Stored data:
==============================

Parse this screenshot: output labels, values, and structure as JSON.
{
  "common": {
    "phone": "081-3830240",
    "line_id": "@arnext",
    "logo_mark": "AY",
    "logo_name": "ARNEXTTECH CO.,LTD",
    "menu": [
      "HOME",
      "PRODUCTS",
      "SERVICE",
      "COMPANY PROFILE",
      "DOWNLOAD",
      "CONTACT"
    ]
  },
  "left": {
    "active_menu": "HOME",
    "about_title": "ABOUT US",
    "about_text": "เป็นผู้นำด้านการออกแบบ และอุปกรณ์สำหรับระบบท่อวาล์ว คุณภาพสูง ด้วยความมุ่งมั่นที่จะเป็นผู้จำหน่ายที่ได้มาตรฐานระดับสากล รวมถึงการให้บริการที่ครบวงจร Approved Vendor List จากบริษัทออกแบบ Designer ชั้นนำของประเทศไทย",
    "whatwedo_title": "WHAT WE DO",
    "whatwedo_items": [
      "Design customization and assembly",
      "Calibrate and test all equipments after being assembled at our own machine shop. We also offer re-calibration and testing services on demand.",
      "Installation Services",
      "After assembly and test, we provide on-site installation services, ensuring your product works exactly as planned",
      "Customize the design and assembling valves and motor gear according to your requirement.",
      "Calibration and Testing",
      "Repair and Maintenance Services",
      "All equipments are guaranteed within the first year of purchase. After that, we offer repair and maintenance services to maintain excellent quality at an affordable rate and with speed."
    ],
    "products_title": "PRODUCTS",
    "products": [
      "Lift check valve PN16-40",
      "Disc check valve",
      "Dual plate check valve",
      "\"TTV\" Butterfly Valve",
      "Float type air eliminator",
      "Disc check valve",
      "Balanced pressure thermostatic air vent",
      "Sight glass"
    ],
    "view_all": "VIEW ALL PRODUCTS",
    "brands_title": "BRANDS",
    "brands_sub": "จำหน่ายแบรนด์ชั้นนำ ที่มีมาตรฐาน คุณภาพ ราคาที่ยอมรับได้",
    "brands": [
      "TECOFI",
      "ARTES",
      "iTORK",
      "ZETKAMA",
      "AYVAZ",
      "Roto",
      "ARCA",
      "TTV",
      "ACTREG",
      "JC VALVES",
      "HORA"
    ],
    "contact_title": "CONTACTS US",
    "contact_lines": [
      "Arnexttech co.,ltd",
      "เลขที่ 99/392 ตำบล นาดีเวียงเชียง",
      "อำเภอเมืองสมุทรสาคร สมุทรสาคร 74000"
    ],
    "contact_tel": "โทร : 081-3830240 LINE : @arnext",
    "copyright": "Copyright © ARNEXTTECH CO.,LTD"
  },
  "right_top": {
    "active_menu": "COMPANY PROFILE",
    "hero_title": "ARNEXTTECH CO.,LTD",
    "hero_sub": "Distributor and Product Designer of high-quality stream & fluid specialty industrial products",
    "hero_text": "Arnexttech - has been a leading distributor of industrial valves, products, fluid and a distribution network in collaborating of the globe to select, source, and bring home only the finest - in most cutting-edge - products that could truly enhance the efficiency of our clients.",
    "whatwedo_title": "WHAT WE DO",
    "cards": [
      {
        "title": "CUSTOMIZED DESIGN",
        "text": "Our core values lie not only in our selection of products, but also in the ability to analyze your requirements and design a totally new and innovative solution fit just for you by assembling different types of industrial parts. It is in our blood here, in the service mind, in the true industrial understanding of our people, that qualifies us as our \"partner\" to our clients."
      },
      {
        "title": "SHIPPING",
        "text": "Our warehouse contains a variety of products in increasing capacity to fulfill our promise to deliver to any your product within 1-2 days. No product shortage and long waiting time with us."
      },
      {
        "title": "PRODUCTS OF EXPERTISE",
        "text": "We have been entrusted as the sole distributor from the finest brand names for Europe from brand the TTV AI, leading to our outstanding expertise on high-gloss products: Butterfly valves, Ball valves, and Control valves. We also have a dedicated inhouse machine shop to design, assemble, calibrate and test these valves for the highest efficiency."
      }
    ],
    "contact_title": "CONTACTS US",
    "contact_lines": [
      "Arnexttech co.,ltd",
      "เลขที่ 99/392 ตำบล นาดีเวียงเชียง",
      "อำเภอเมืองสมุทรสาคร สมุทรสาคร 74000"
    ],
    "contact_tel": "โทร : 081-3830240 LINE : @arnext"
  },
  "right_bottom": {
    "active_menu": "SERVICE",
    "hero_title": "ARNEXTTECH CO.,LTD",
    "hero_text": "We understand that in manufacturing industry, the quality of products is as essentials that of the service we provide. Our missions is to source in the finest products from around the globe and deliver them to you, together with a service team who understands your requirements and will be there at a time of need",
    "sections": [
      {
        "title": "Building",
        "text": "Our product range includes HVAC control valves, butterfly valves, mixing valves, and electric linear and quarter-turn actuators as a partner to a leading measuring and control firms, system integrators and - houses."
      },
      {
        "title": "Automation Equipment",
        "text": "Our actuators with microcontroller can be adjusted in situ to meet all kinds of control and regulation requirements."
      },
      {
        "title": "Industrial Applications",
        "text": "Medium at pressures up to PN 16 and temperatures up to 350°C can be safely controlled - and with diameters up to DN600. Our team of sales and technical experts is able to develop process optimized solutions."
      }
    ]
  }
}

==============================

*WORK TO COMPLETE:* Write out every entry again, keeping each line exactly the same.

*EXERCISE ANSWER:*
Parse this screenshot: output labels, values, and structure as JSON.
{
  "common": {
    "phone": "081-3830240",
    "line_id": "@arnext",
    "logo_mark": "AY",
    "logo_name": "ARNEXTTECH CO.,LTD",
    "menu": [
      "HOME",
      "PRODUCTS",
      "SERVICE",
      "COMPANY PROFILE",
      "DOWNLOAD",
      "CONTACT"
    ]
  },
  "left": {
    "active_menu": "HOME",
    "about_title": "ABOUT US",
    "about_text": "เป็นผู้นำด้านการออกแบบ และอุปกรณ์สำหรับระบบท่อวาล์ว คุณภาพสูง ด้วยความมุ่งมั่นที่จะเป็นผู้จำหน่ายที่ได้มาตรฐานระดับสากล รวมถึงการให้บริการที่ครบวงจร Approved Vendor List จากบริษัทออกแบบ Designer ชั้นนำของประเทศไทย",
    "whatwedo_title": "WHAT WE DO",
    "whatwedo_items": [
      "Design customization and assembly",
      "Calibrate and test all equipments after being assembled at our own machine shop. We also offer re-calibration and testing services on demand.",
      "Installation Services",
      "After assembly and test, we provide on-site installation services, ensuring your product works exactly as planned",
      "Customize the design and assembling valves and motor gear according to your requirement.",
      "Calibration and Testing",
      "Repair and Maintenance Services",
      "All equipments are guaranteed within the first year of purchase. After that, we offer repair and maintenance services to maintain excellent quality at an affordable rate and with speed."
    ],
    "products_title": "PRODUCTS",
    "products": [
      "Lift check valve PN16-40",
      "Disc check valve",
      "Dual plate check valve",
      "\"TTV\" Butterfly Valve",
      "Float type air eliminator",
      "Disc check valve",
      "Balanced pressure thermostatic air vent",
      "Sight glass"
    ],
    "view_all": "VIEW ALL PRODUCTS",
    "brands_title": "BRANDS",
    "brands_sub": "จำหน่ายแบรนด์ชั้นนำ ที่มีมาตรฐาน คุณภาพ ราคาที่ยอมรับได้",
    "brands": [
      "TECOFI",
      "ARTES",
      "iTORK",
      "ZETKAMA",
      "AYVAZ",
      "Roto",
      "ARCA",
      "TTV",
      "ACTREG",
      "JC VALVES",
      "HORA"
    ],
    "contact_title": "CONTACTS US",
    "contact_lines": [
      "Arnexttech co.,ltd",
      "เลขที่ 99/392 ตำบล นาดีเวียงเชียง",
      "อำเภอเมืองสมุทรสาคร สมุทรสาคร 74000"
    ],
    "contact_tel": "โทร : 081-3830240 LINE : @arnext",
    "copyright": "Copyright © ARNEXTTECH CO.,LTD"
  },
  "right_top": {
    "active_menu": "COMPANY PROFILE",
    "hero_title": "ARNEXTTECH CO.,LTD",
    "hero_sub": "Distributor and Product Designer of high-quality stream & fluid specialty industrial products",
    "hero_text": "Arnexttech - has been a leading distributor of industrial valves, products, fluid and a distribution network in collaborating of the globe to select, source, and bring home only the finest - in most cutting-edge - products that could truly enhance the efficiency of our clients.",
    "whatwedo_title": "WHAT WE DO",
    "cards": [
      {
        "title": "CUSTOMIZED DESIGN",
        "text": "Our core values lie not only in our selection of products, but also in the ability to analyze your requirements and design a totally new and innovative solution fit just for you by assembling different types of industrial parts. It is in our blood here, in the service mind, in the true industrial understanding of our people, that qualifies us as our \"partner\" to our clients."
      },
      {
        "title": "SHIPPING",
        "text": "Our warehouse contains a variety of products in increasing capacity to fulfill our promise to deliver to any your product within 1-2 days. No product shortage and long waiting time with us."
      },
      {
        "title": "PRODUCTS OF EXPERTISE",
        "text": "We have been entrusted as the sole distributor from the finest brand names for Europe from brand the TTV AI, leading to our outstanding expertise on high-gloss products: Butterfly valves, Ball valves, and Control valves. We also have a dedicated inhouse machine shop to design, assemble, calibrate and test these valves for the highest efficiency."
      }
    ],
    "contact_title": "CONTACTS US",
    "contact_lines": [
      "Arnexttech co.,ltd",
      "เลขที่ 99/392 ตำบล นาดีเวียงเชียง",
      "อำเภอเมืองสมุทรสาคร สมุทรสาคร 74000"
    ],
    "contact_tel": "โทร : 081-3830240 LINE : @arnext"
  },
  "right_bottom": {
    "active_menu": "SERVICE",
    "hero_title": "ARNEXTTECH CO.,LTD",
    "hero_text": "We understand that in manufacturing industry, the quality of products is as essentials that of the service we provide. Our missions is to source in the finest products from around the globe and deliver them to you, together with a service team who understands your requirements and will be there at a time of need",
    "sections": [
      {
        "title": "Building",
        "text": "Our product range includes HVAC control valves, butterfly valves, mixing valves, and electric linear and quarter-turn actuators as a partner to a leading measuring and control firms, system integrators and - houses."
      },
      {
        "title": "Automation Equipment",
        "text": "Our actuators with microcontroller can be adjusted in situ to meet all kinds of control and regulation requirements."
      },
      {
        "title": "Industrial Applications",
        "text": "Medium at pressures up to PN 16 and temperatures up to 350°C can be safely controlled - and with diameters up to DN600. Our team of sales and technical experts is able to develop process optimized solutions."
      }
    ]
  }
}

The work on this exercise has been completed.